ENTRIES SUPPLIED
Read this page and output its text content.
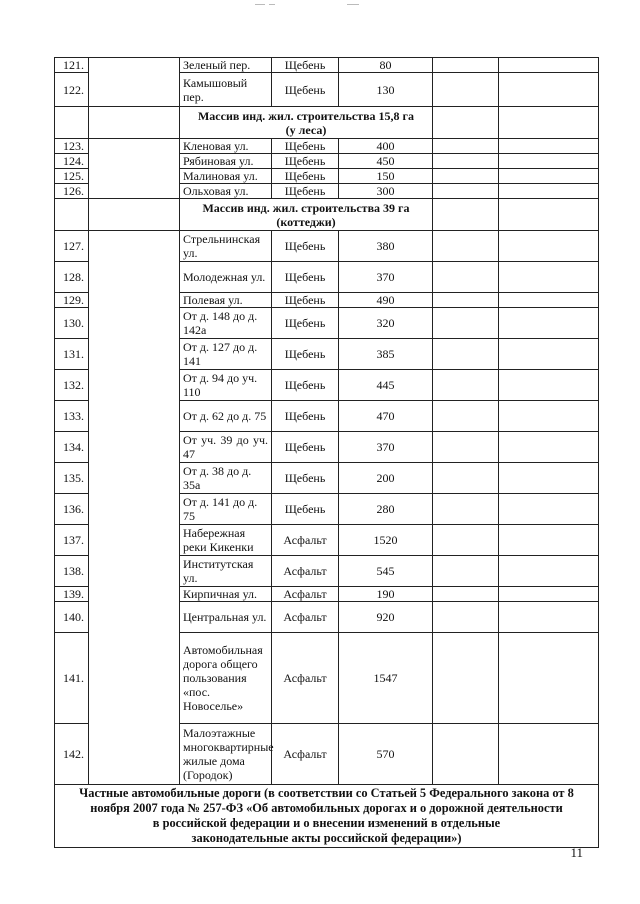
121.		Зеленый пер.	Щебень	80		
122.		Камышовый пер.	Щебень	130		

		Массив инд. жил. строительства 15,8 га
(у леса)				

123.		Кленовая ул.	Щебень	400		
124.		Рябиновая ул.	Щебень	450		
125.		Малиновая ул.	Щебень	150		
126.		Ольховая ул.	Щебень	300		

		Массив инд. жил. строительства 39 га
(коттеджи)				

127.		Стрельнинская ул.	Щебень	380		
128.		Молодежная ул.	Щебень	370		
129.		Полевая ул.	Щебень	490		
130.		От д. 148 до д. 142а	Щебень	320		
131.		От д. 127 до д. 141	Щебень	385		
132.		От д. 94 до уч. 110	Щебень	445		
133.		От д. 62 до д. 75	Щебень	470		
134.		От уч. 39 до уч. 47	Щебень	370		
135.		От д. 38 до д. 35а	Щебень	200		
136.		От д. 141 до д. 75	Щебень	280		
137.		Набережная реки Кикенки	Асфальт	1520		
138.		Институтская ул.	Асфальт	545		
139.		Кирпичная ул.	Асфальт	190		
140.		Центральная ул.	Асфальт	920		
141.		Автомобильная дорога общего пользования «пос. Новоселье»	Асфальт	1547		
142.		Малоэтажные многоквартирные жилые дома (Городок)	Асфальт	570		

Частные автомобильные дороги (в соответствии со Статьей 5 Федерального закона от 8
ноября 2007 года № 257-ФЗ «Об автомобильных дорогах и о дорожной деятельности
в российской федерации и о внесении изменений в отдельные
законодательные акты российской федерации»)						
11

EXERCISE GOAL
Transcribe the material exactly, leaving every picture out.

PROBLEM SOLUTION
Read this page and output its text content.
121.		Зеленый пер.	Щебень	80		
122.		Камышовый пер.	Щебень	130		

		Массив инд. жил. строительства 15,8 га
(у леса)				

123.		Кленовая ул.	Щебень	400		
124.		Рябиновая ул.	Щебень	450		
125.		Малиновая ул.	Щебень	150		
126.		Ольховая ул.	Щебень	300		

		Массив инд. жил. строительства 39 га
(коттеджи)				

127.		Стрельнинская ул.	Щебень	380		
128.		Молодежная ул.	Щебень	370		
129.		Полевая ул.	Щебень	490		
130.		От д. 148 до д. 142а	Щебень	320		
131.		От д. 127 до д. 141	Щебень	385		
132.		От д. 94 до уч. 110	Щебень	445		
133.		От д. 62 до д. 75	Щебень	470		
134.		От уч. 39 до уч. 47	Щебень	370		
135.		От д. 38 до д. 35а	Щебень	200		
136.		От д. 141 до д. 75	Щебень	280		
137.		Набережная реки Кикенки	Асфальт	1520		
138.		Институтская ул.	Асфальт	545		
139.		Кирпичная ул.	Асфальт	190		
140.		Центральная ул.	Асфальт	920		
141.		Автомобильная дорога общего пользования «пос. Новоселье»	Асфальт	1547		
142.		Малоэтажные многоквартирные жилые дома (Городок)	Асфальт	570		

Частные автомобильные дороги (в соответствии со Статьей 5 Федерального закона от 8
ноября 2007 года № 257-ФЗ «Об автомобильных дорогах и о дорожной деятельности
в российской федерации и о внесении изменений в отдельные
законодательные акты российской федерации»)						
11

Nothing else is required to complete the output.